- Task goal
Go through the records and copy each line where the word "UNLOCK" occurs.

- Raw data
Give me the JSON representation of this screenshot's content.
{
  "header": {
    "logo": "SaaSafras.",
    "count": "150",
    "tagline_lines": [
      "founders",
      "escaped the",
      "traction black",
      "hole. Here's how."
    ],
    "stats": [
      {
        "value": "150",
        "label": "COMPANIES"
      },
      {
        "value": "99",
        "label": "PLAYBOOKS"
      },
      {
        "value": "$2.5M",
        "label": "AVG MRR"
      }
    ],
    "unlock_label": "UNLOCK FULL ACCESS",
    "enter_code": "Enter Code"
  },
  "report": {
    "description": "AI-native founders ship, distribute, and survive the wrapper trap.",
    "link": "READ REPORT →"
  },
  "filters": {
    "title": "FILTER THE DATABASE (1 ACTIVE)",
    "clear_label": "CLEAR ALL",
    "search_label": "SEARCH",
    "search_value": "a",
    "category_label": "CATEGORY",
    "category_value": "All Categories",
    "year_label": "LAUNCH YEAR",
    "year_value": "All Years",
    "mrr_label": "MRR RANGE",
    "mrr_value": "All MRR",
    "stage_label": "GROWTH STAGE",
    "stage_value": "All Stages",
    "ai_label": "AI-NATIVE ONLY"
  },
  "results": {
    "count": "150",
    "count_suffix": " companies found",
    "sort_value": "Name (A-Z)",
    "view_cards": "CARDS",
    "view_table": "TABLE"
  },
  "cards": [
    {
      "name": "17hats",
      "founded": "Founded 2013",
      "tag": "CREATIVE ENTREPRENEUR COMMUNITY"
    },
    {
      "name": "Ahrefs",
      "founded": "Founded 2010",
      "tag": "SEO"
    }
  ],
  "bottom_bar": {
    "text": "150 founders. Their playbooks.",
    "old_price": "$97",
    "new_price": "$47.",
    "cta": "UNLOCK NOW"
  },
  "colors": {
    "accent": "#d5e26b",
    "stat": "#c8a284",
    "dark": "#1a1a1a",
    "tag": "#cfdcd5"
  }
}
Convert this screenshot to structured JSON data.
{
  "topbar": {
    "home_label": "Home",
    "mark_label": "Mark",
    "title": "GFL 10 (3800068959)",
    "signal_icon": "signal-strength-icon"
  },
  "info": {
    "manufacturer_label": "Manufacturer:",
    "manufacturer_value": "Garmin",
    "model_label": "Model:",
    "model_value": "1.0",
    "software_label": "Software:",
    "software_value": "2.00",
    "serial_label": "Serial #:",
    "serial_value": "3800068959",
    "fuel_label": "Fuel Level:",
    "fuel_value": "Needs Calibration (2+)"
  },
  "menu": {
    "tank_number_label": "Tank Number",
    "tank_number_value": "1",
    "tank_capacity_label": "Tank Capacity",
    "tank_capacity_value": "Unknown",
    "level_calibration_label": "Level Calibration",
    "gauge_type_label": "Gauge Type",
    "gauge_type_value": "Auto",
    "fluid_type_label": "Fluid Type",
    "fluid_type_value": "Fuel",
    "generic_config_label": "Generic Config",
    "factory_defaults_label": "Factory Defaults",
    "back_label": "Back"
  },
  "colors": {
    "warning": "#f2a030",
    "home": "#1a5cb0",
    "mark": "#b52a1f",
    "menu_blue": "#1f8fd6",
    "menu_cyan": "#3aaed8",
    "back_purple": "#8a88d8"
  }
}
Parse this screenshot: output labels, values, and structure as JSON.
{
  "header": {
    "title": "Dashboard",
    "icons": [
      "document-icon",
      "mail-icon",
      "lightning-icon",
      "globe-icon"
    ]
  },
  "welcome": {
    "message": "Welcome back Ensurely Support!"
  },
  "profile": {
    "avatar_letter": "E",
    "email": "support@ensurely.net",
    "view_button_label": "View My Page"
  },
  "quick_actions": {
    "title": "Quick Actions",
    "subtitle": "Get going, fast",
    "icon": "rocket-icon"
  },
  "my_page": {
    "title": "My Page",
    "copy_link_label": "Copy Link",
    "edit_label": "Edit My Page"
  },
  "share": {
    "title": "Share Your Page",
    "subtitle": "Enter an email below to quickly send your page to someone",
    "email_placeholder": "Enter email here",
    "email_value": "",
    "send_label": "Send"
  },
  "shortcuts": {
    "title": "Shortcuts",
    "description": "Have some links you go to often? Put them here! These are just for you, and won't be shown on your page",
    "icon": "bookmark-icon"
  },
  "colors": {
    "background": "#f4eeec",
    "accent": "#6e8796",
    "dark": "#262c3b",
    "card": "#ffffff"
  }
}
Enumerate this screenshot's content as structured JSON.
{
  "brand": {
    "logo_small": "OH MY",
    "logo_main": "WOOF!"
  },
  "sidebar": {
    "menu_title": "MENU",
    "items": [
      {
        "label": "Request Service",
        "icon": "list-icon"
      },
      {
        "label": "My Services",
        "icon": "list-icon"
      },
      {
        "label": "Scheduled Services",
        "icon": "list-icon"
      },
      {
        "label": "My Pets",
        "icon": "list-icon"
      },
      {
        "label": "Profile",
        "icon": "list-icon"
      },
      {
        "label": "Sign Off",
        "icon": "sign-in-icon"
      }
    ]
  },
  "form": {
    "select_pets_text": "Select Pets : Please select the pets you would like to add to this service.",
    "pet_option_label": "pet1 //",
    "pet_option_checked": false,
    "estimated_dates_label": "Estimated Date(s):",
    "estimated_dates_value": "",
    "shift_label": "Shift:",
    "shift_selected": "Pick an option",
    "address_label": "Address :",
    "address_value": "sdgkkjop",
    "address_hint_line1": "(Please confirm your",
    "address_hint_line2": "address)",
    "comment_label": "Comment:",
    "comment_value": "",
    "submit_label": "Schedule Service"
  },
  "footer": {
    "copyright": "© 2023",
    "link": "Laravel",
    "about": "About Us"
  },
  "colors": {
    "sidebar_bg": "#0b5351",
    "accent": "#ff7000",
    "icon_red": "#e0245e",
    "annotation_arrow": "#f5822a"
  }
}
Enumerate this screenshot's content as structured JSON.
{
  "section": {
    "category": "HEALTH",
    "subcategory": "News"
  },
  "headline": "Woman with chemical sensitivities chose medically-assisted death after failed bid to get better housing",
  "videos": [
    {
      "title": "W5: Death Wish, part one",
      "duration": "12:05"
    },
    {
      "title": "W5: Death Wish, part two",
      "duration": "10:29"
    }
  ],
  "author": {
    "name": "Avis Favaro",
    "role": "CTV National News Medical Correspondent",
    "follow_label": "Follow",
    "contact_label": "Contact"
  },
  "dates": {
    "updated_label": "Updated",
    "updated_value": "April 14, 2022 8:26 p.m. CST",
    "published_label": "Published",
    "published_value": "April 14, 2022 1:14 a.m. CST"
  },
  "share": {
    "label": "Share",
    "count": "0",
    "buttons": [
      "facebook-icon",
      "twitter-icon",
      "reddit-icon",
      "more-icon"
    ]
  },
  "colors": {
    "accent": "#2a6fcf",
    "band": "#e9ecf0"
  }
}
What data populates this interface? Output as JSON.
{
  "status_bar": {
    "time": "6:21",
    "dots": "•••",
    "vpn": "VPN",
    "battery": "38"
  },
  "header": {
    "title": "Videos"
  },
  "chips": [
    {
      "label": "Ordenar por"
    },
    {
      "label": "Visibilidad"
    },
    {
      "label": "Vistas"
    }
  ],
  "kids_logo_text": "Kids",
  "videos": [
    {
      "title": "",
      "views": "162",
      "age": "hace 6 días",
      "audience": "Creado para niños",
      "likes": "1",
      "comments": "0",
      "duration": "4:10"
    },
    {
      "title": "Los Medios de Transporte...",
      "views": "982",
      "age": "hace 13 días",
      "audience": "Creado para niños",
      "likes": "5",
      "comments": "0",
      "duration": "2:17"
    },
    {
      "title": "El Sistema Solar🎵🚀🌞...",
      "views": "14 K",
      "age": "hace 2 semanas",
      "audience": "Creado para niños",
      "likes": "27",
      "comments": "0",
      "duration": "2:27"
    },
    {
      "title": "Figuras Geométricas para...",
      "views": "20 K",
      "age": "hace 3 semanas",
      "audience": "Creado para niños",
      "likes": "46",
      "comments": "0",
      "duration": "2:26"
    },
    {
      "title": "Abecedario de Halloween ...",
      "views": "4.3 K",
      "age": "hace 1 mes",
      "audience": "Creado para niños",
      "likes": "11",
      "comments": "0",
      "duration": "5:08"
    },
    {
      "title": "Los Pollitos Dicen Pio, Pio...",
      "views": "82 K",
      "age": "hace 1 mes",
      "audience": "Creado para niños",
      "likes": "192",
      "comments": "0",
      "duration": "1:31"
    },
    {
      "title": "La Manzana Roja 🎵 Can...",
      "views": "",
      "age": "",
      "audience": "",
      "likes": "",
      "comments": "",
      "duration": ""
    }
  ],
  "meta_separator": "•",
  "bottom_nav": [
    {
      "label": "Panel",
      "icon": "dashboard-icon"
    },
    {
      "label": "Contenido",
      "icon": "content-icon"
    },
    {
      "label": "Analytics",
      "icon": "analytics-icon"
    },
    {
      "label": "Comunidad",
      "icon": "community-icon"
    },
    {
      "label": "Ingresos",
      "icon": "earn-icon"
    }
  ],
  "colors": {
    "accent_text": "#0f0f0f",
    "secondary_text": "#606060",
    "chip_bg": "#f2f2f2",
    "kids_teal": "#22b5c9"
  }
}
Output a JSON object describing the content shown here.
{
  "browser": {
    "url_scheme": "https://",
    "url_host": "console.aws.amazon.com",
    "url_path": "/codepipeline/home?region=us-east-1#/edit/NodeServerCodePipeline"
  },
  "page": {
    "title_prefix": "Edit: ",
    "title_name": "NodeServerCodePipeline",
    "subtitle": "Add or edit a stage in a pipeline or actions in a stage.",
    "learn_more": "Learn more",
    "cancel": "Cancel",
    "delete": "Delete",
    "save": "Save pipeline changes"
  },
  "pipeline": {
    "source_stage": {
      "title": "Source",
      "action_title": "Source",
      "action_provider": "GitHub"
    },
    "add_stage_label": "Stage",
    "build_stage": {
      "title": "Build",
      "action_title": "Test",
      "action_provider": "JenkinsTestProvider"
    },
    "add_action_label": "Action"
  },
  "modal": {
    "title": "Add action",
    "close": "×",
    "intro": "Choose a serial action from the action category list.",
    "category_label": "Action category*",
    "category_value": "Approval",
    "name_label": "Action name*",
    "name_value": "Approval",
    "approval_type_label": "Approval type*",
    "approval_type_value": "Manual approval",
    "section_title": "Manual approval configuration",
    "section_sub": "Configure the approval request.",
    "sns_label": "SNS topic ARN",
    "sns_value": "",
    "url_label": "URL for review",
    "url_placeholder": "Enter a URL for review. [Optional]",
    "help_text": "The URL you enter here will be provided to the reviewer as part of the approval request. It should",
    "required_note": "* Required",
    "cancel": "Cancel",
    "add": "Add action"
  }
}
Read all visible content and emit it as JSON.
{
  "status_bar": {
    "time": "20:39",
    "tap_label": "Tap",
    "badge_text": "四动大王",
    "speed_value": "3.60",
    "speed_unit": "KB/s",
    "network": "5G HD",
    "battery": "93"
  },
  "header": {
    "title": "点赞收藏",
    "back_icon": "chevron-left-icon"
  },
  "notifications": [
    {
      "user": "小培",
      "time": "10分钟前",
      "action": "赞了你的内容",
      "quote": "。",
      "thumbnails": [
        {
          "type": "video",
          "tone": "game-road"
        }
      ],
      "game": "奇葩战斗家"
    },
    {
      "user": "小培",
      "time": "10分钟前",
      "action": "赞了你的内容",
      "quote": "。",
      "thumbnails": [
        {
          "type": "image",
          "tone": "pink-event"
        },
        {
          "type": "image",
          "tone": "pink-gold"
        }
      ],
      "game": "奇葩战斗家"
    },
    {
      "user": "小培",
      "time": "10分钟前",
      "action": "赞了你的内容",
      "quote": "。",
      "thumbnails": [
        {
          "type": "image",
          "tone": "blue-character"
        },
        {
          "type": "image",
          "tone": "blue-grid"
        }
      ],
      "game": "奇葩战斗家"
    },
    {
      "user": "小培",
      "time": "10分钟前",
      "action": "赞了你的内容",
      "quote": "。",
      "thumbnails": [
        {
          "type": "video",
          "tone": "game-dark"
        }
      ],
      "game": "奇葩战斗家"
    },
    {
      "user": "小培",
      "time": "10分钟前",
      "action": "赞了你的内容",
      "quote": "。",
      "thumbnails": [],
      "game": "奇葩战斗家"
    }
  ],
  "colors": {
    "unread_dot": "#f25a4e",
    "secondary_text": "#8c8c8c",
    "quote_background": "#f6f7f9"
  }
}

- Complete response
    "unlock_label": "UNLOCK FULL ACCESS",
    "cta": "UNLOCK NOW"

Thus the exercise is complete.